--- begin ---
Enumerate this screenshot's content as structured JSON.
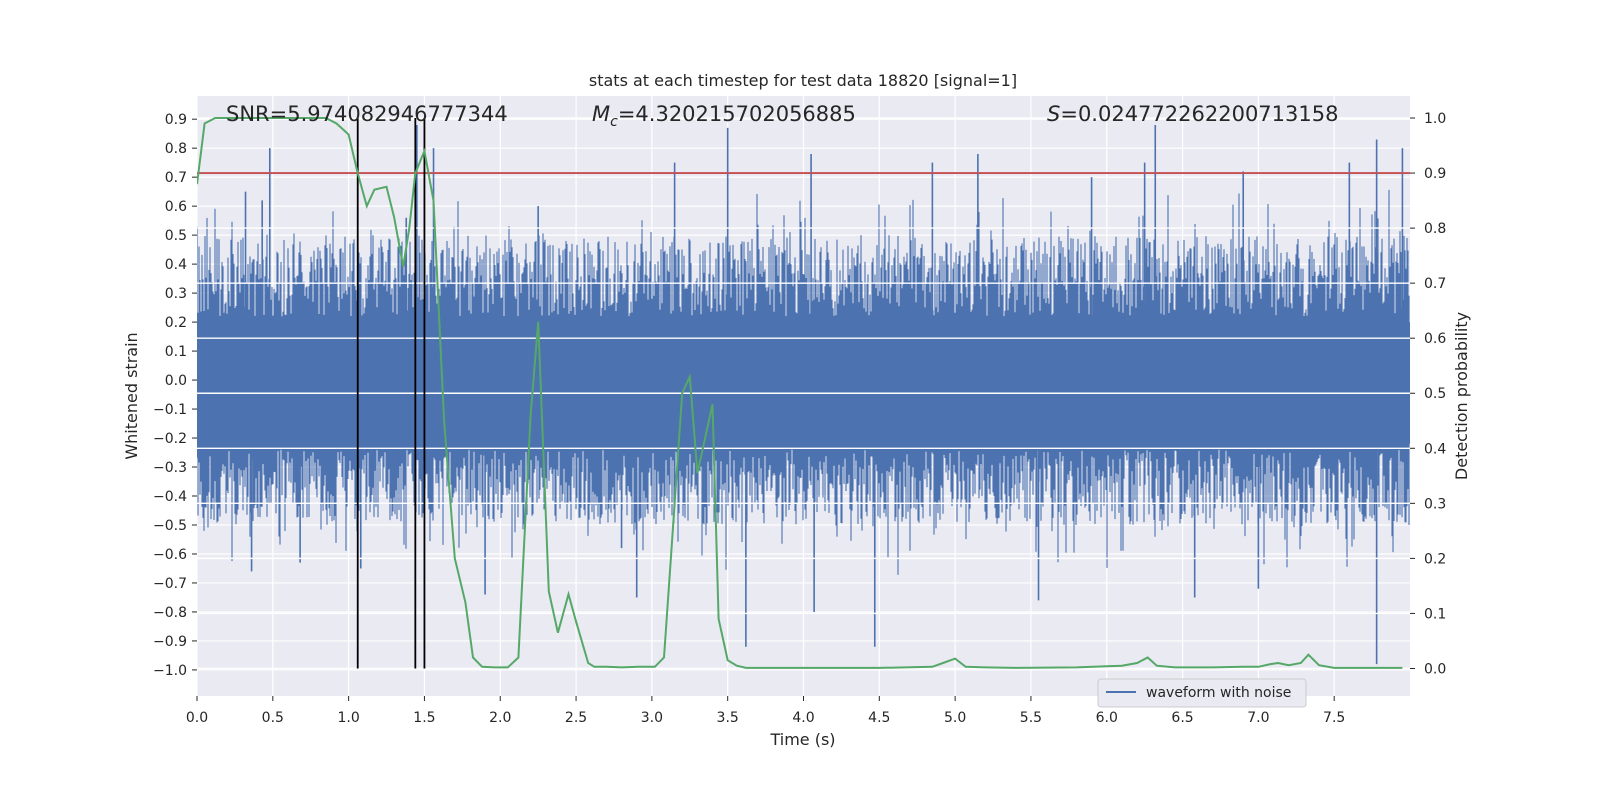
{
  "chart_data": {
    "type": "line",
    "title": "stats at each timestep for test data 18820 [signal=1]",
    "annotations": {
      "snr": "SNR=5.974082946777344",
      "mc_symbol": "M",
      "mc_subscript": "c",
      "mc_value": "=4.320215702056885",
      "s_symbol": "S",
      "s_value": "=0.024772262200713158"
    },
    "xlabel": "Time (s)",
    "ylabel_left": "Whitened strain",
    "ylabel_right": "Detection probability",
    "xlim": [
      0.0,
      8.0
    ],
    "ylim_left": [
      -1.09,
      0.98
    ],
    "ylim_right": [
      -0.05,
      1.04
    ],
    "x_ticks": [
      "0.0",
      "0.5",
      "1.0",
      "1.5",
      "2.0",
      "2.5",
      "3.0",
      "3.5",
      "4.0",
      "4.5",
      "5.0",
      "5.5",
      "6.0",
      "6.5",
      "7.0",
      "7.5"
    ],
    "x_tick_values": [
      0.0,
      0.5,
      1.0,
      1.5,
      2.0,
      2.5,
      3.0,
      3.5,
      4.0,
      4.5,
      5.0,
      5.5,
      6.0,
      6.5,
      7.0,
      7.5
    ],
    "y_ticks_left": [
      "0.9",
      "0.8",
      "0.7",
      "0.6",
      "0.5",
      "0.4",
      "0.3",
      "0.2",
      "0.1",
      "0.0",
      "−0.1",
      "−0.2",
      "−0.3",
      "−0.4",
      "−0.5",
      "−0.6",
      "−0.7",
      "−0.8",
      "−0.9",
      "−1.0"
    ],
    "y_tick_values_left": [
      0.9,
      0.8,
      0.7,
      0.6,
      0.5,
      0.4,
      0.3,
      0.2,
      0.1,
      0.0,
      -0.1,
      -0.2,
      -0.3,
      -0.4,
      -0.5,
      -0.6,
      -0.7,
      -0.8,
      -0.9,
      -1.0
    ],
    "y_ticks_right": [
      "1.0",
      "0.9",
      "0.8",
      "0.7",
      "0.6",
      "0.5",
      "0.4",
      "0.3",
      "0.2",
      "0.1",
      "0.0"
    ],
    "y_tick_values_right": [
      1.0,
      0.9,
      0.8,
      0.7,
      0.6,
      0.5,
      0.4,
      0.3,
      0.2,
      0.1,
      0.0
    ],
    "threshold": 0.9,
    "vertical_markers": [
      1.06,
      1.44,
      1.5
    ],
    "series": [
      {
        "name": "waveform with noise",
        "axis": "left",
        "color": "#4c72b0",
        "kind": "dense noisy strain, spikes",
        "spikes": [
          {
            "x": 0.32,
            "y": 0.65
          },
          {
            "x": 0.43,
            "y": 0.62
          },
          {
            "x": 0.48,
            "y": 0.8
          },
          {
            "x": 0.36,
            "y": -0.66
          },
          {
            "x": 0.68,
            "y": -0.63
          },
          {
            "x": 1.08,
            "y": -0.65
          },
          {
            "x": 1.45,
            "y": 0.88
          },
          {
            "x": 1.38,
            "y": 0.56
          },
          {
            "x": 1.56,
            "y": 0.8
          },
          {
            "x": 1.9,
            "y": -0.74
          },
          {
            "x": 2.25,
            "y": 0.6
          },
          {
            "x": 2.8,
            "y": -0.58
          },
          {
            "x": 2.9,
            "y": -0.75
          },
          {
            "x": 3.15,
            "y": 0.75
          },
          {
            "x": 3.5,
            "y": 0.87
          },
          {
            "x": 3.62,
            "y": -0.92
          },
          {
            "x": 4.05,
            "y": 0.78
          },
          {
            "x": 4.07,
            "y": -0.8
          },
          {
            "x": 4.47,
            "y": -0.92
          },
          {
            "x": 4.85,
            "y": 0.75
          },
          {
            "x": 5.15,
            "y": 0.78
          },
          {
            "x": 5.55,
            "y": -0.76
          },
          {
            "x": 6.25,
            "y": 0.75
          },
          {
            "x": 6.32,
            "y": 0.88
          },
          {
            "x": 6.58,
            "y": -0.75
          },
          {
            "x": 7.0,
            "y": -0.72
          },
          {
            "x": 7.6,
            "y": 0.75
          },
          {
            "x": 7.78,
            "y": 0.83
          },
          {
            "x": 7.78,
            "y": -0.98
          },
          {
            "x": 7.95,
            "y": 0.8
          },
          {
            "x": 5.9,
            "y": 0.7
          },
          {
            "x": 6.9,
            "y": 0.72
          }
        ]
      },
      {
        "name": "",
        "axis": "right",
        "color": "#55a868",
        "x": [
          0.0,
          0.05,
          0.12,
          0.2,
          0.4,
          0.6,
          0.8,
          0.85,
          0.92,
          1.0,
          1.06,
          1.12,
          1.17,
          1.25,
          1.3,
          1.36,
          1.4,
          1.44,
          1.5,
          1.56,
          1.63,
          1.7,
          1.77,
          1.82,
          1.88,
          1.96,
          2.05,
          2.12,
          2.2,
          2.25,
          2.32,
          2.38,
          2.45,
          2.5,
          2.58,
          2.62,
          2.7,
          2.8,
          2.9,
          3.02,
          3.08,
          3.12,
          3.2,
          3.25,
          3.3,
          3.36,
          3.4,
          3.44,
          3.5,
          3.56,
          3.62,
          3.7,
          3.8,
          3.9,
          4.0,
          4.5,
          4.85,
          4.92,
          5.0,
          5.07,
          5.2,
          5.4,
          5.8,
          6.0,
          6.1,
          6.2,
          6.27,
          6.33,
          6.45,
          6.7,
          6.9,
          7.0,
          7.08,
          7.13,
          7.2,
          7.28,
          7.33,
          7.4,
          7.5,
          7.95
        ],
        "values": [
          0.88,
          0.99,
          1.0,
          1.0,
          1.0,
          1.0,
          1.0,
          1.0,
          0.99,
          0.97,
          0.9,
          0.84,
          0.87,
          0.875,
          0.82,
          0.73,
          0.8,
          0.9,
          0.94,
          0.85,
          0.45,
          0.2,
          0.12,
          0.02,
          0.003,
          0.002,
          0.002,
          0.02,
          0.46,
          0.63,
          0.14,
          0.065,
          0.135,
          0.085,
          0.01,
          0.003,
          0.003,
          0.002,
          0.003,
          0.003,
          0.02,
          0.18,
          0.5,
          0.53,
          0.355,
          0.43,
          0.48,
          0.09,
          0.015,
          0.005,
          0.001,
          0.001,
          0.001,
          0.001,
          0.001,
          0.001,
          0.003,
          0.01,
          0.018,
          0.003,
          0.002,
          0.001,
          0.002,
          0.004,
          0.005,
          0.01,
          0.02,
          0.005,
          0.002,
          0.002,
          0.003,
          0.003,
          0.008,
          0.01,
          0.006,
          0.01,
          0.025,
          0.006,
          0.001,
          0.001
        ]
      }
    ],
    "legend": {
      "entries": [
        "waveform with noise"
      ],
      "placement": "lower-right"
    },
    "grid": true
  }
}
--- end ---
--- begin ---
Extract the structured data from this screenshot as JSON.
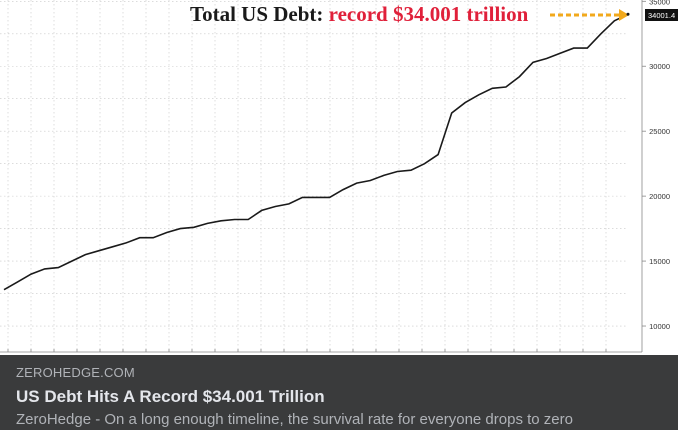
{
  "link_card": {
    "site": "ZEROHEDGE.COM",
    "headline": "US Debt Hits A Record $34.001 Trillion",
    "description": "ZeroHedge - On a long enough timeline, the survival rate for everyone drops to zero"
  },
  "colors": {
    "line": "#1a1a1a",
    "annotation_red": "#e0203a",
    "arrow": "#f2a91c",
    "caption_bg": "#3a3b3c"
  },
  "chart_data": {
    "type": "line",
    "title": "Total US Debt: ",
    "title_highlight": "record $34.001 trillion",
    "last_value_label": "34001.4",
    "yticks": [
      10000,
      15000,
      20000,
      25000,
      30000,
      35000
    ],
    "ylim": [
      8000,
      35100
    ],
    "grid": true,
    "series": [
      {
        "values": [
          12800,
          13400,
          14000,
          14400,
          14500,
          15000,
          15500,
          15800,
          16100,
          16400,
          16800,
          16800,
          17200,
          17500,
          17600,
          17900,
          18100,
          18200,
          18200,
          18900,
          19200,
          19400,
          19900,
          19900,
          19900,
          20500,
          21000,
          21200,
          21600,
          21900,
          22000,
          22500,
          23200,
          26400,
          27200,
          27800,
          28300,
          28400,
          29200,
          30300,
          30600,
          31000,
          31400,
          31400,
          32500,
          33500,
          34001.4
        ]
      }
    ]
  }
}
--- end ---
Report back each line of the entries that holds the string "JSON".

Enumerate this screenshot's content as structured JSON.
Extract the structured data from this screenshot as JSON.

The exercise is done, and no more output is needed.